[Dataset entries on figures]
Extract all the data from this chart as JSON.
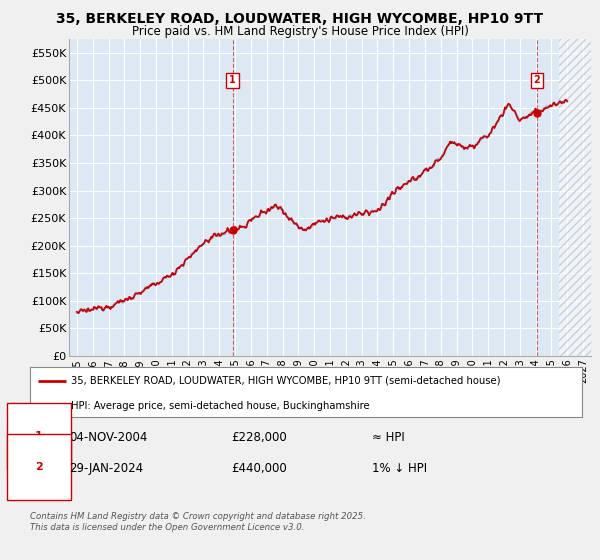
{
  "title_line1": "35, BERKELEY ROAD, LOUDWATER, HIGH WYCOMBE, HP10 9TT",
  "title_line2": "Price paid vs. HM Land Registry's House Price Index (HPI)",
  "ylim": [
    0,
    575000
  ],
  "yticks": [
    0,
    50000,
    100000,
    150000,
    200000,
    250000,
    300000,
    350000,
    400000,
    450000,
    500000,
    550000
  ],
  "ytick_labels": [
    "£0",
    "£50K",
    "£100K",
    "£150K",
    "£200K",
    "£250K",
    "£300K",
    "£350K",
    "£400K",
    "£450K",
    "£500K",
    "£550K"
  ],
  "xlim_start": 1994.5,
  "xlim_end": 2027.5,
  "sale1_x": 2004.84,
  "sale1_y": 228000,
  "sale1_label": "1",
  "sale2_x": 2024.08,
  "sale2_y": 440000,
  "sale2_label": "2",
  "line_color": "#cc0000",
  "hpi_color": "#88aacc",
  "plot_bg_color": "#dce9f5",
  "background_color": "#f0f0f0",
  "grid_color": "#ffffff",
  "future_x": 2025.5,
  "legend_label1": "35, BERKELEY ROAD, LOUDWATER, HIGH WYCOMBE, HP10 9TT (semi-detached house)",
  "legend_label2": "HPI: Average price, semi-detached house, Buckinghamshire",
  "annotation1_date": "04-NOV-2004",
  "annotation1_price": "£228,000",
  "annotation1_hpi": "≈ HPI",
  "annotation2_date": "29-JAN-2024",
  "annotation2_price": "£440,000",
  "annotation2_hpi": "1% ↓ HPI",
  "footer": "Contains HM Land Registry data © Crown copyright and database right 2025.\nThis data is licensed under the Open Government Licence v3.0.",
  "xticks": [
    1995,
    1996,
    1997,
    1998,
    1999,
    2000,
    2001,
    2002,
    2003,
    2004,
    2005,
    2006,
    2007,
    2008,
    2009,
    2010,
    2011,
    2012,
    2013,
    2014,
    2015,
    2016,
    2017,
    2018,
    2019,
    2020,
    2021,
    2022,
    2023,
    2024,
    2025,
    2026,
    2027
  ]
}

==

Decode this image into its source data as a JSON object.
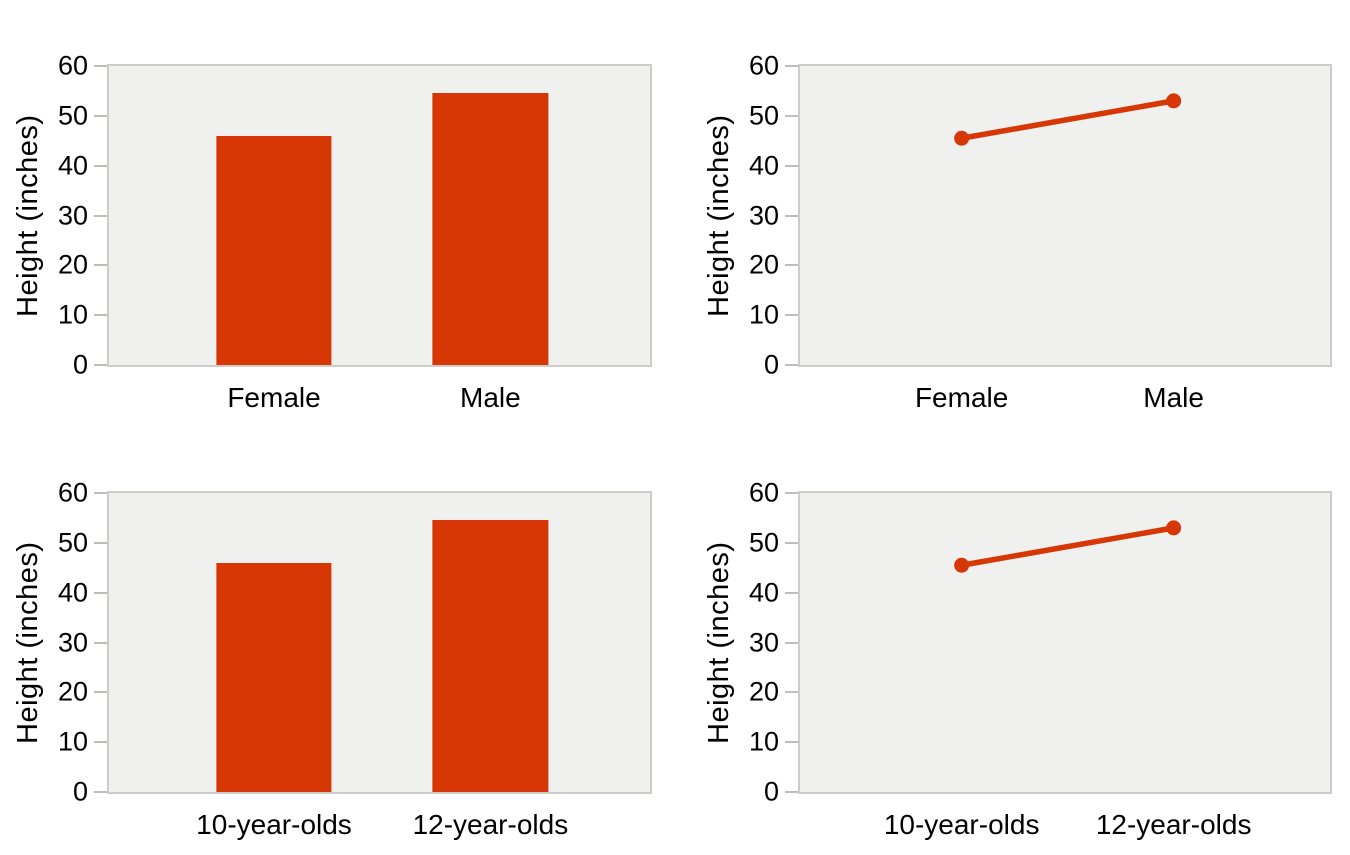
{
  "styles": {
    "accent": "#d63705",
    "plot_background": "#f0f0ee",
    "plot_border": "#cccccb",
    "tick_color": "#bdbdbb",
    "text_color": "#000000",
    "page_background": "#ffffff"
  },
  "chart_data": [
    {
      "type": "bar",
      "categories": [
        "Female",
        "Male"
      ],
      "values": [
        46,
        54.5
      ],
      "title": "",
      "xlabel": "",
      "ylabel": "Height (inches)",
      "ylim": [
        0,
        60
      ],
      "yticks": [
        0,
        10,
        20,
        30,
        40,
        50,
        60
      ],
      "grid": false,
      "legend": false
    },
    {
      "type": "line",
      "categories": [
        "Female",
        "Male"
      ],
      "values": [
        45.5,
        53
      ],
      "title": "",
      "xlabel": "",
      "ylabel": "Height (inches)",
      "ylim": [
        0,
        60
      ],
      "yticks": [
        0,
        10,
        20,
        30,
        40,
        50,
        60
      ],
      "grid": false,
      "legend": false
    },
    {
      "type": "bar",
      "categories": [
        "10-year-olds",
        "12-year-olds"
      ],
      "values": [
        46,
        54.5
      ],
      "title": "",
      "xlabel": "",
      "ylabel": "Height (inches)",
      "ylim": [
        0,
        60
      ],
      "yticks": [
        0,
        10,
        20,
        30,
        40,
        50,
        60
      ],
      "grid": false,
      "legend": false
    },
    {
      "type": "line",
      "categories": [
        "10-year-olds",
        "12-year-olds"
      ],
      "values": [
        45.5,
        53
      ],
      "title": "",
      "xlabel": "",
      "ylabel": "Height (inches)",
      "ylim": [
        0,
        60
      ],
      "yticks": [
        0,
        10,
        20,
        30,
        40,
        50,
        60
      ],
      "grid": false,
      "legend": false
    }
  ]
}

...

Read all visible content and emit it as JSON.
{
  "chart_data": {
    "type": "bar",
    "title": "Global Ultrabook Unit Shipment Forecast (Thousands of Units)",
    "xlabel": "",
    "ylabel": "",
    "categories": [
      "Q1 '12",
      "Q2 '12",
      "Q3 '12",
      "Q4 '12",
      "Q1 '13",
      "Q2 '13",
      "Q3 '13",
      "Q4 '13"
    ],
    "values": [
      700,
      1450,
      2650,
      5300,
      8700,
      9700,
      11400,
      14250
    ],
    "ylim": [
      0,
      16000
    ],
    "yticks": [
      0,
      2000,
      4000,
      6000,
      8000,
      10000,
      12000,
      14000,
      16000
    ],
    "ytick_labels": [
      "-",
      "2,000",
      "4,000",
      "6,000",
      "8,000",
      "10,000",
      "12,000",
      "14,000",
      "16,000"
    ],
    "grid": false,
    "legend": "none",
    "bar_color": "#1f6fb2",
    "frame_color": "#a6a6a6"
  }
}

Exercise task: Copy each line from the records above that includes the string "WYCOMBE".

Output for this exercise:
  "title_line1": "35, BERKELEY ROAD, LOUDWATER, HIGH WYCOMBE, HP10 9TT",
  "legend_label1": "35, BERKELEY ROAD, LOUDWATER, HIGH WYCOMBE, HP10 9TT (semi-detached house)",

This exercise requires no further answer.